◆ What to produce: Below are some entries. Copy each line that holds the string "title".

◆ Excerpted data:
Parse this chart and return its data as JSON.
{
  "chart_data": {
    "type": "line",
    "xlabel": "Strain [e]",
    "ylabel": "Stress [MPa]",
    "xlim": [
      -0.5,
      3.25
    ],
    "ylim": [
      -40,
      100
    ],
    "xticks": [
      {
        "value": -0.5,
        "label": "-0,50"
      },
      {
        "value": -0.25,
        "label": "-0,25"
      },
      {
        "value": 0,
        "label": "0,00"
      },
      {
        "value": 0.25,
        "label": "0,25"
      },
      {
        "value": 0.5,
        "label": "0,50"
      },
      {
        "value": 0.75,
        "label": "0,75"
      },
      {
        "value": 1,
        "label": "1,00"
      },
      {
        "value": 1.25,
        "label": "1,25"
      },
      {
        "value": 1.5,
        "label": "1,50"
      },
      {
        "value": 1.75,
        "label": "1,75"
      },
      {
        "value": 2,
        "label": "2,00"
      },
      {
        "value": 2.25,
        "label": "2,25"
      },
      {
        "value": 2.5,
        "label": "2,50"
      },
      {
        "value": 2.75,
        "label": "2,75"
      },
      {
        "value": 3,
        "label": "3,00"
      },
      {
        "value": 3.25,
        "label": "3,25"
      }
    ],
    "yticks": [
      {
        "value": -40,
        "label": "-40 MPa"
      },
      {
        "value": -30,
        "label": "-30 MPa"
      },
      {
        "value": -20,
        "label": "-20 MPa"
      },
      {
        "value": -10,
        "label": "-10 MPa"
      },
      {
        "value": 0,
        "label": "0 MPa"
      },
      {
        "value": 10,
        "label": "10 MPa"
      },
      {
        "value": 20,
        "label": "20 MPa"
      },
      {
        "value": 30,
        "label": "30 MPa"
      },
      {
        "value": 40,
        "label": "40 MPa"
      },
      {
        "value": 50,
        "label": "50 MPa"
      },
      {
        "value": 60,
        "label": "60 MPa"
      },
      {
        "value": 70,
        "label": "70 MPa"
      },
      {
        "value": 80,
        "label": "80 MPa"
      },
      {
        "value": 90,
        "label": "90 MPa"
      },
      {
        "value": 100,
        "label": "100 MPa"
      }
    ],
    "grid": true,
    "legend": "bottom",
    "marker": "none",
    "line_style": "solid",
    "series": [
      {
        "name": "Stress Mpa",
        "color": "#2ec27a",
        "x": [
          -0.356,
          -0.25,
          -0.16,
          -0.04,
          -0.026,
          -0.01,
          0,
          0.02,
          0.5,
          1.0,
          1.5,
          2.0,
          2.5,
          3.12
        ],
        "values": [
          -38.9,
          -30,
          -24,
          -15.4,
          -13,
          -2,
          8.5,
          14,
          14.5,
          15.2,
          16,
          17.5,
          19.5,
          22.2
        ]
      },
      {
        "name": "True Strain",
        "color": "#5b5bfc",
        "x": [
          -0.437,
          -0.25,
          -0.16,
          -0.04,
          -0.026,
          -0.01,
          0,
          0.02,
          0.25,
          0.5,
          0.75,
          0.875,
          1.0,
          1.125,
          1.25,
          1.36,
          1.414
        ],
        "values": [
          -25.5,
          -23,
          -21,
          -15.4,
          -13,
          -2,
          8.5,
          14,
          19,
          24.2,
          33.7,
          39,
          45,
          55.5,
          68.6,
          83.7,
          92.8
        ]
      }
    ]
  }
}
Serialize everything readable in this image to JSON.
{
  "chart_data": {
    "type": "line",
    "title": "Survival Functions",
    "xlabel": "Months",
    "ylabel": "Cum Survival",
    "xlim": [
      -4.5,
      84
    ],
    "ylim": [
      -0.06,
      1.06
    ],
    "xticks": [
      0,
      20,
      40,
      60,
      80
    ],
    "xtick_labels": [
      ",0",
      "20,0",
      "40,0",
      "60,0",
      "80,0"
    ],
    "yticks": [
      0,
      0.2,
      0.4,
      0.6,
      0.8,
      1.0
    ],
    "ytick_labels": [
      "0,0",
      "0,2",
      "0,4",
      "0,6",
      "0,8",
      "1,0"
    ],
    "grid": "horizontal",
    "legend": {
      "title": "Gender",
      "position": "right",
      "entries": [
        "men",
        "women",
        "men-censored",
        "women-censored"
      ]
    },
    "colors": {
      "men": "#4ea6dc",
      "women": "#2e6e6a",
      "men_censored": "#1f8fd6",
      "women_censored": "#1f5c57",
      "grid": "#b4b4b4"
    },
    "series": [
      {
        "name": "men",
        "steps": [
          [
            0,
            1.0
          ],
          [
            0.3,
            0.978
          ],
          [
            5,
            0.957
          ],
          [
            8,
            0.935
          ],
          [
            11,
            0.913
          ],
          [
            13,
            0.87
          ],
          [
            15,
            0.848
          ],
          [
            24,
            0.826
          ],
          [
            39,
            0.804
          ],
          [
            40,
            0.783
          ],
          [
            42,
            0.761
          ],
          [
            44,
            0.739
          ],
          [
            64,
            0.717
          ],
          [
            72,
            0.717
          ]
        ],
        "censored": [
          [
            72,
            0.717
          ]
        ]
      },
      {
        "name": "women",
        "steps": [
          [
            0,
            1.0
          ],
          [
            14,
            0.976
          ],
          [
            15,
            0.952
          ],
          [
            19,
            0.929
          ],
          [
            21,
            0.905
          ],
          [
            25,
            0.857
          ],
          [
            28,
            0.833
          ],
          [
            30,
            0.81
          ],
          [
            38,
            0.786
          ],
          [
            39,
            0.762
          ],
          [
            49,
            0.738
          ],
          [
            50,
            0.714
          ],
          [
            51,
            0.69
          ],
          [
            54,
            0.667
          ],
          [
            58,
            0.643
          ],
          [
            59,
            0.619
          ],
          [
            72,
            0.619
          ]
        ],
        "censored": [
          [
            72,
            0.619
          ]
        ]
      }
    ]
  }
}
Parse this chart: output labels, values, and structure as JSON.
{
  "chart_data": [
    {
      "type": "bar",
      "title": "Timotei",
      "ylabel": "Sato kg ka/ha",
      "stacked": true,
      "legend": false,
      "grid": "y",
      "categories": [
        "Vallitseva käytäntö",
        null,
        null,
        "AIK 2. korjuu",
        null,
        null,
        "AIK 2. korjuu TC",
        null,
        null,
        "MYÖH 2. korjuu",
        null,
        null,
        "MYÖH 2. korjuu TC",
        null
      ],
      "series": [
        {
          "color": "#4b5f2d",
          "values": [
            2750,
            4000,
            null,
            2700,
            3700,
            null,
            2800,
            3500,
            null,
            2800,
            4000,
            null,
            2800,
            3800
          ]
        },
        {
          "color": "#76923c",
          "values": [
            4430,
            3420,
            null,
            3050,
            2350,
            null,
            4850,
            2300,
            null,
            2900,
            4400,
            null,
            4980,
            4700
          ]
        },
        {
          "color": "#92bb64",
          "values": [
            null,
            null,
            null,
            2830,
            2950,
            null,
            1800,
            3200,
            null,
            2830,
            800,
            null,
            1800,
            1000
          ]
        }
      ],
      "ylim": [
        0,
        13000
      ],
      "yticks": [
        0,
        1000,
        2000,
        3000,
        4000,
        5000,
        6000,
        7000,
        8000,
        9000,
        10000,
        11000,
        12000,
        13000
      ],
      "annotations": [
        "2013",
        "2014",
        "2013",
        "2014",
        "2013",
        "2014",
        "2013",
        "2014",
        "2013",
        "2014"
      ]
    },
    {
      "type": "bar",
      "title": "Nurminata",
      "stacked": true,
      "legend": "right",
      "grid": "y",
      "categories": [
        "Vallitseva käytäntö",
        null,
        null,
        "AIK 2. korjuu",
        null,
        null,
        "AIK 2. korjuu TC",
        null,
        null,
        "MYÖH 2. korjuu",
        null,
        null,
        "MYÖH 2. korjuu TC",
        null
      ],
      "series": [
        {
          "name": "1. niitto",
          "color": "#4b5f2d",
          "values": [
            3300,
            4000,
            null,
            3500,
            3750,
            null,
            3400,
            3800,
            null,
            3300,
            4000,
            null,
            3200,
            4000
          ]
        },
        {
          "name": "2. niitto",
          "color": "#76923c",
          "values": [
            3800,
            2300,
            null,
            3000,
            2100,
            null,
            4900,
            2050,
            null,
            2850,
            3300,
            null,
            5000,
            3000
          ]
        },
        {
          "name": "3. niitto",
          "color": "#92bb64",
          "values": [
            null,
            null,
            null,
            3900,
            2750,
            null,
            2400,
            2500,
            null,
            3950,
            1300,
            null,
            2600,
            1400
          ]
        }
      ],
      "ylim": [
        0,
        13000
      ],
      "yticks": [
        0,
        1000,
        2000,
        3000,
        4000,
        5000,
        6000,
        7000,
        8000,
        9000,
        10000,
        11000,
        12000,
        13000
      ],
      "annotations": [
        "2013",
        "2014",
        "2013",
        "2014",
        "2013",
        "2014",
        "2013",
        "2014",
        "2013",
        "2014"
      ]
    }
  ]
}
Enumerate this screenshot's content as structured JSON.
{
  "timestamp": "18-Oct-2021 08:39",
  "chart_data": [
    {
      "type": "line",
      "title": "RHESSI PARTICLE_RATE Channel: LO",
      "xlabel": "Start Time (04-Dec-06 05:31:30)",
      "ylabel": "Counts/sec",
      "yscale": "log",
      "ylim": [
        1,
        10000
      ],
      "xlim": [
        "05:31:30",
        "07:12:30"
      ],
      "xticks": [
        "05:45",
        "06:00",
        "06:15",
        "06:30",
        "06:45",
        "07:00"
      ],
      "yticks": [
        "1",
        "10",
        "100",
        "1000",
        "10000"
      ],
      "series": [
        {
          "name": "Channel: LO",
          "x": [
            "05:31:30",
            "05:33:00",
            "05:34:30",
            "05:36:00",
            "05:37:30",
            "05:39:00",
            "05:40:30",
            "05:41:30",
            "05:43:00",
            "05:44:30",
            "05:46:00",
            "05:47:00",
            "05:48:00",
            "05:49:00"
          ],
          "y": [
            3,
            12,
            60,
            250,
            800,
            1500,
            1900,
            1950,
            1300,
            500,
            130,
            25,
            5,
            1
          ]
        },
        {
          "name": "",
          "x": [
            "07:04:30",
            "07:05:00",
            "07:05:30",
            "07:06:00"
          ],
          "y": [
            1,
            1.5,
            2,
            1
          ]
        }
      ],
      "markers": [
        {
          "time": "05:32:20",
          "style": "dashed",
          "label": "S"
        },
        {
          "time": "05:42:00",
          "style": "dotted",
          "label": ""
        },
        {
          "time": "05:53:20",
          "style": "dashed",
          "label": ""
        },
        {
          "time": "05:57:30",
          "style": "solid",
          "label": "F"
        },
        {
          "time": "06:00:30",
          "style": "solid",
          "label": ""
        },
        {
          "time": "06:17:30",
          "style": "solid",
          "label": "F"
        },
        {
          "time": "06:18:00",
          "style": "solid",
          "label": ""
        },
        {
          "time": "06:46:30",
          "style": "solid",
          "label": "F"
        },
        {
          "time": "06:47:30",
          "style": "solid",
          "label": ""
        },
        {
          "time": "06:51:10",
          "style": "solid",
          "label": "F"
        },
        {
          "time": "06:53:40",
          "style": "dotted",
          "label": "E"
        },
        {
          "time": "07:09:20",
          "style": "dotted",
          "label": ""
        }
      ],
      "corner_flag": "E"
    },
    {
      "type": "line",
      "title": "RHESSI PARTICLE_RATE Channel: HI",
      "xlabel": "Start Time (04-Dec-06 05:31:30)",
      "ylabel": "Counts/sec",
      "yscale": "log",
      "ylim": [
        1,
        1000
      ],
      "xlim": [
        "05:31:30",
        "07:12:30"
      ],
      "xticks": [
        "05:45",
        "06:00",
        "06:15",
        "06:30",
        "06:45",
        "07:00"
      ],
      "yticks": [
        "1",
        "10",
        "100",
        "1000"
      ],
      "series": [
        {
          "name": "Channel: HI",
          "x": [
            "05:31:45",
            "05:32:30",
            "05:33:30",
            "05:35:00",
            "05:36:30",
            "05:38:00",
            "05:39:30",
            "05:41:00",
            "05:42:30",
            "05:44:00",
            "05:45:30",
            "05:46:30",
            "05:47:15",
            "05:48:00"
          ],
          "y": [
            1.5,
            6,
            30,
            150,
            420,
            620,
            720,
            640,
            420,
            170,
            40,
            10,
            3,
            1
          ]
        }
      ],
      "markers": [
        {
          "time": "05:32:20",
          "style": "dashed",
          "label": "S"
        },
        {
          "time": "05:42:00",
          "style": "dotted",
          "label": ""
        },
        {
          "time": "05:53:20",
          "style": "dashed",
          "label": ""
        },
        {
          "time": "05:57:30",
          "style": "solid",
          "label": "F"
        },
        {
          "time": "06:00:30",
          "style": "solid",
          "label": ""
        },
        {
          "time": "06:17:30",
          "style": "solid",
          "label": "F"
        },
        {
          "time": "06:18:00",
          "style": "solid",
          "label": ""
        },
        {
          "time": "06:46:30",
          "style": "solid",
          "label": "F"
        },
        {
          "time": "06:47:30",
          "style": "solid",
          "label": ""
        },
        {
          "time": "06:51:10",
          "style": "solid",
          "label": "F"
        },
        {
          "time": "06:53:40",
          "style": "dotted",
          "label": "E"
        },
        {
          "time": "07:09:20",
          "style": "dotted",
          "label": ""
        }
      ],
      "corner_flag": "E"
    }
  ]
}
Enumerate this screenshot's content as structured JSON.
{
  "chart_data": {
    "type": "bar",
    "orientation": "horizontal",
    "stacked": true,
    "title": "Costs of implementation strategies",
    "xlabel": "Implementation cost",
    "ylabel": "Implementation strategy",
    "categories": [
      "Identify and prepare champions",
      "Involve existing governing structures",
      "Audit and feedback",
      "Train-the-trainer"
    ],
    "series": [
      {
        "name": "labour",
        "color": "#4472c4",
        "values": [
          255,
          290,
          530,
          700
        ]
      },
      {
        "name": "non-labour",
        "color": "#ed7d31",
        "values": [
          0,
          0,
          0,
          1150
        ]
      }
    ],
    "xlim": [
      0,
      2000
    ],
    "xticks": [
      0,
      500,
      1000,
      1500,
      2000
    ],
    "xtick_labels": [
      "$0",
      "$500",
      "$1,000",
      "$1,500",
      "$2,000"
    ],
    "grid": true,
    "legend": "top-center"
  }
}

◆ Response to the task:
    "title": "Survival Functions",
      "title": "Gender",
      "title": "Timotei",
      "title": "Nurminata",
      "title": "RHESSI PARTICLE_RATE Channel: LO",
      "title": "RHESSI PARTICLE_RATE Channel: HI",
    "title": "Costs of implementation strategies",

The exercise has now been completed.